[Dataset excerpts]
+---+

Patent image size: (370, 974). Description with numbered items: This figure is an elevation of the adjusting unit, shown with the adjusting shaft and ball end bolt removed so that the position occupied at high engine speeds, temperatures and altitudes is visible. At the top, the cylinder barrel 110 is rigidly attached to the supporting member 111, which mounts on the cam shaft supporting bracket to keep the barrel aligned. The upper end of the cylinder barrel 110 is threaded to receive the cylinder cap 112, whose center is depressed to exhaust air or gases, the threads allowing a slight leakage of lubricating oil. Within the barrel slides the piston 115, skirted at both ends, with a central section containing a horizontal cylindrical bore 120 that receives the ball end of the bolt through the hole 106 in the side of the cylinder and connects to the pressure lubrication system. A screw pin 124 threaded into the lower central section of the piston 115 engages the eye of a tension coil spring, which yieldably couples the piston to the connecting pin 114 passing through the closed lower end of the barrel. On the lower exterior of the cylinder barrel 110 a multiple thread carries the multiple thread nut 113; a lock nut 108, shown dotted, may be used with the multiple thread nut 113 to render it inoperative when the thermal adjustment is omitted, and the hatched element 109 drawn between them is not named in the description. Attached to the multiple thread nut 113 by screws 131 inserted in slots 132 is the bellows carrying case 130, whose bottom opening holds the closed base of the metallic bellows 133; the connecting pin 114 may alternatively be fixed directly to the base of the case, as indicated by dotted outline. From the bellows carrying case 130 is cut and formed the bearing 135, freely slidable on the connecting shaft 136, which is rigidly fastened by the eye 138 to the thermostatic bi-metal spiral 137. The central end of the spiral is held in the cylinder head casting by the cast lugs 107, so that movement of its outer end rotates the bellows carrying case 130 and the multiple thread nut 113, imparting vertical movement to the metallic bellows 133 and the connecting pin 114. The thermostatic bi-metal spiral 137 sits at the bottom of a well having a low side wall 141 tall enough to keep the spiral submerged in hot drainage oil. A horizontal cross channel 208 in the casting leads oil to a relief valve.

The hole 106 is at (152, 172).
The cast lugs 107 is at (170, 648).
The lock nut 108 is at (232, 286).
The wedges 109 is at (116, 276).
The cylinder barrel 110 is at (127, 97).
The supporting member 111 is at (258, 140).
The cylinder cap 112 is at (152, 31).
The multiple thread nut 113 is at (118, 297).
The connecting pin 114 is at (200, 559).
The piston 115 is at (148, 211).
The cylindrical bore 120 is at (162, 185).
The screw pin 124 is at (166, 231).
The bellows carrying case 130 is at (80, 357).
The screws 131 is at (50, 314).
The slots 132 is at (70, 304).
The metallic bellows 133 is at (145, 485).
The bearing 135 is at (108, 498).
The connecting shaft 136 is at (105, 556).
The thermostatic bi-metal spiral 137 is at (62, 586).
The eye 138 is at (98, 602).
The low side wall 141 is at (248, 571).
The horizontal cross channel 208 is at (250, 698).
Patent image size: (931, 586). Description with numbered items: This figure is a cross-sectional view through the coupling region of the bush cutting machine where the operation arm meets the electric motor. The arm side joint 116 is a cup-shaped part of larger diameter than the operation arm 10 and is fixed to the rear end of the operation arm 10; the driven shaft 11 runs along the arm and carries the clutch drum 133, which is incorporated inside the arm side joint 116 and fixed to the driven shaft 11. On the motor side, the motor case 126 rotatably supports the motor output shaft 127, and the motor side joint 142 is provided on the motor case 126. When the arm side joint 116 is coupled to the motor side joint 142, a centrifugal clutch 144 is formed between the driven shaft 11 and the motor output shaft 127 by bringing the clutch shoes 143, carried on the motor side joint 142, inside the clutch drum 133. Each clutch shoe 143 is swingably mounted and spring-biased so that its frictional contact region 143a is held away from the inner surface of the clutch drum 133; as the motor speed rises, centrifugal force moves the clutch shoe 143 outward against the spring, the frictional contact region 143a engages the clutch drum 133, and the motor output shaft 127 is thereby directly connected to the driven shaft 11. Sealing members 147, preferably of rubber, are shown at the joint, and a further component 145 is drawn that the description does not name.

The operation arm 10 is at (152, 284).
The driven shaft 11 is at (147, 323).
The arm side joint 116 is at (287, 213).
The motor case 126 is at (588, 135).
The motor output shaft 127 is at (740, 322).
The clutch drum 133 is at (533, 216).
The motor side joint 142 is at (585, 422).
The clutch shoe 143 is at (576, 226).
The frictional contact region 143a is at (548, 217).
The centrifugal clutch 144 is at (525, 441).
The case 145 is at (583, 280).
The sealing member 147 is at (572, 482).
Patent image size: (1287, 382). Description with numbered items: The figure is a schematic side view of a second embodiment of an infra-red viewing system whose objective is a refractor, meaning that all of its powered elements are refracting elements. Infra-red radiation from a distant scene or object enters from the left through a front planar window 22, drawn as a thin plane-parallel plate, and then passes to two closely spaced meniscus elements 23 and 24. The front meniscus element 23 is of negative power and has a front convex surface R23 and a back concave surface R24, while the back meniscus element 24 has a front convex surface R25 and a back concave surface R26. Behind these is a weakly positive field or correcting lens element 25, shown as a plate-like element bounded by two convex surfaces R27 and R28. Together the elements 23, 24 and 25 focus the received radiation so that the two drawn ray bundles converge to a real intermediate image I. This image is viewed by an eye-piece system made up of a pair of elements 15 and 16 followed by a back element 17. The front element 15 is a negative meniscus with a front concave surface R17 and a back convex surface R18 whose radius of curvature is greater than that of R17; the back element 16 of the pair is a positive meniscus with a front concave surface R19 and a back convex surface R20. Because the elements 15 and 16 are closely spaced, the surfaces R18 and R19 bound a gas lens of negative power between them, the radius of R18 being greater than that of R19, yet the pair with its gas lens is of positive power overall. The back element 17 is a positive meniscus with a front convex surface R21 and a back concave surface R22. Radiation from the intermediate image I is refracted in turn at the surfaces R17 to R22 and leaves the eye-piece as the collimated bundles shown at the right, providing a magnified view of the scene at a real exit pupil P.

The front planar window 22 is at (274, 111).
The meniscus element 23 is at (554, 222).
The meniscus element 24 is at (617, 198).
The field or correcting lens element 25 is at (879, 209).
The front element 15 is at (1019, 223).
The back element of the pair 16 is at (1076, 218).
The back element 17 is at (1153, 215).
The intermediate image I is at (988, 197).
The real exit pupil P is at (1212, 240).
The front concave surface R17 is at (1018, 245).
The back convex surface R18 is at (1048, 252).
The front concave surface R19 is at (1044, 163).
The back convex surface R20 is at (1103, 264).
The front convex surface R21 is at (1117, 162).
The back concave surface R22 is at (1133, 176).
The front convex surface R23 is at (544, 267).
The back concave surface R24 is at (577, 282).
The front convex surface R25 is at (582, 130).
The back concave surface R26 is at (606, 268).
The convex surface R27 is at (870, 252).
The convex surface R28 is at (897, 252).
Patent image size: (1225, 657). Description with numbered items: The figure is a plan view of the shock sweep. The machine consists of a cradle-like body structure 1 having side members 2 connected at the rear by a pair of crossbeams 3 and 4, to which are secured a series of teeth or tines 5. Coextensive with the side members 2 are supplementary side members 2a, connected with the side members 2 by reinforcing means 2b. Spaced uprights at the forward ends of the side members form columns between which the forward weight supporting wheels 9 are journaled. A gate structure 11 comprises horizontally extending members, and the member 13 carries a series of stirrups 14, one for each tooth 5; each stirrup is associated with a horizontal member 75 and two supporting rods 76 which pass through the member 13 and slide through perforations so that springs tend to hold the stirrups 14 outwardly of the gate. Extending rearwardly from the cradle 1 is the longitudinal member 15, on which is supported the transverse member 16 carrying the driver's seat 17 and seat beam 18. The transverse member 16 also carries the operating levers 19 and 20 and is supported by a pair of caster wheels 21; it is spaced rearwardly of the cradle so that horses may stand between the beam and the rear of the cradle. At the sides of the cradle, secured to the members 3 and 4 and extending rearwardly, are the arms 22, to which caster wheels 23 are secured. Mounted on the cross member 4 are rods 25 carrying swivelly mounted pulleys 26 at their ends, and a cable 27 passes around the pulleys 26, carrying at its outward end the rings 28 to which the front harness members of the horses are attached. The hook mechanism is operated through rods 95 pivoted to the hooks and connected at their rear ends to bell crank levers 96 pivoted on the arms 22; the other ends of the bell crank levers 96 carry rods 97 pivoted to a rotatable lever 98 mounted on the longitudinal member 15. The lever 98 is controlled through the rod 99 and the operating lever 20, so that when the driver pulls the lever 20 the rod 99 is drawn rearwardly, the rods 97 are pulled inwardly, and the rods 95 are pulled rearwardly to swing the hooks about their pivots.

+---+

### What needs to be done
Set down word for word the lines of the listing above, starting with the line that contains "Patent image size: (931, 586)." and going on through the line that contains "The sealing member 147 is at (572, 482).".

### Solution
Patent image size: (931, 586). Description with numbered items: This figure is a cross-sectional view through the coupling region of the bush cutting machine where the operation arm meets the electric motor. The arm side joint 116 is a cup-shaped part of larger diameter than the operation arm 10 and is fixed to the rear end of the operation arm 10; the driven shaft 11 runs along the arm and carries the clutch drum 133, which is incorporated inside the arm side joint 116 and fixed to the driven shaft 11. On the motor side, the motor case 126 rotatably supports the motor output shaft 127, and the motor side joint 142 is provided on the motor case 126. When the arm side joint 116 is coupled to the motor side joint 142, a centrifugal clutch 144 is formed between the driven shaft 11 and the motor output shaft 127 by bringing the clutch shoes 143, carried on the motor side joint 142, inside the clutch drum 133. Each clutch shoe 143 is swingably mounted and spring-biased so that its frictional contact region 143a is held away from the inner surface of the clutch drum 133; as the motor speed rises, centrifugal force moves the clutch shoe 143 outward against the spring, the frictional contact region 143a engages the clutch drum 133, and the motor output shaft 127 is thereby directly connected to the driven shaft 11. Sealing members 147, preferably of rubber, are shown at the joint, and a further component 145 is drawn that the description does not name.

The operation arm 10 is at (152, 284).
The driven shaft 11 is at (147, 323).
The arm side joint 116 is at (287, 213).
The motor case 126 is at (588, 135).
The motor output shaft 127 is at (740, 322).
The clutch drum 133 is at (533, 216).
The motor side joint 142 is at (585, 422).
The clutch shoe 143 is at (576, 226).
The frictional contact region 143a is at (548, 217).
The centrifugal clutch 144 is at (525, 441).
The case 145 is at (583, 280).
The sealing member 147 is at (572, 482).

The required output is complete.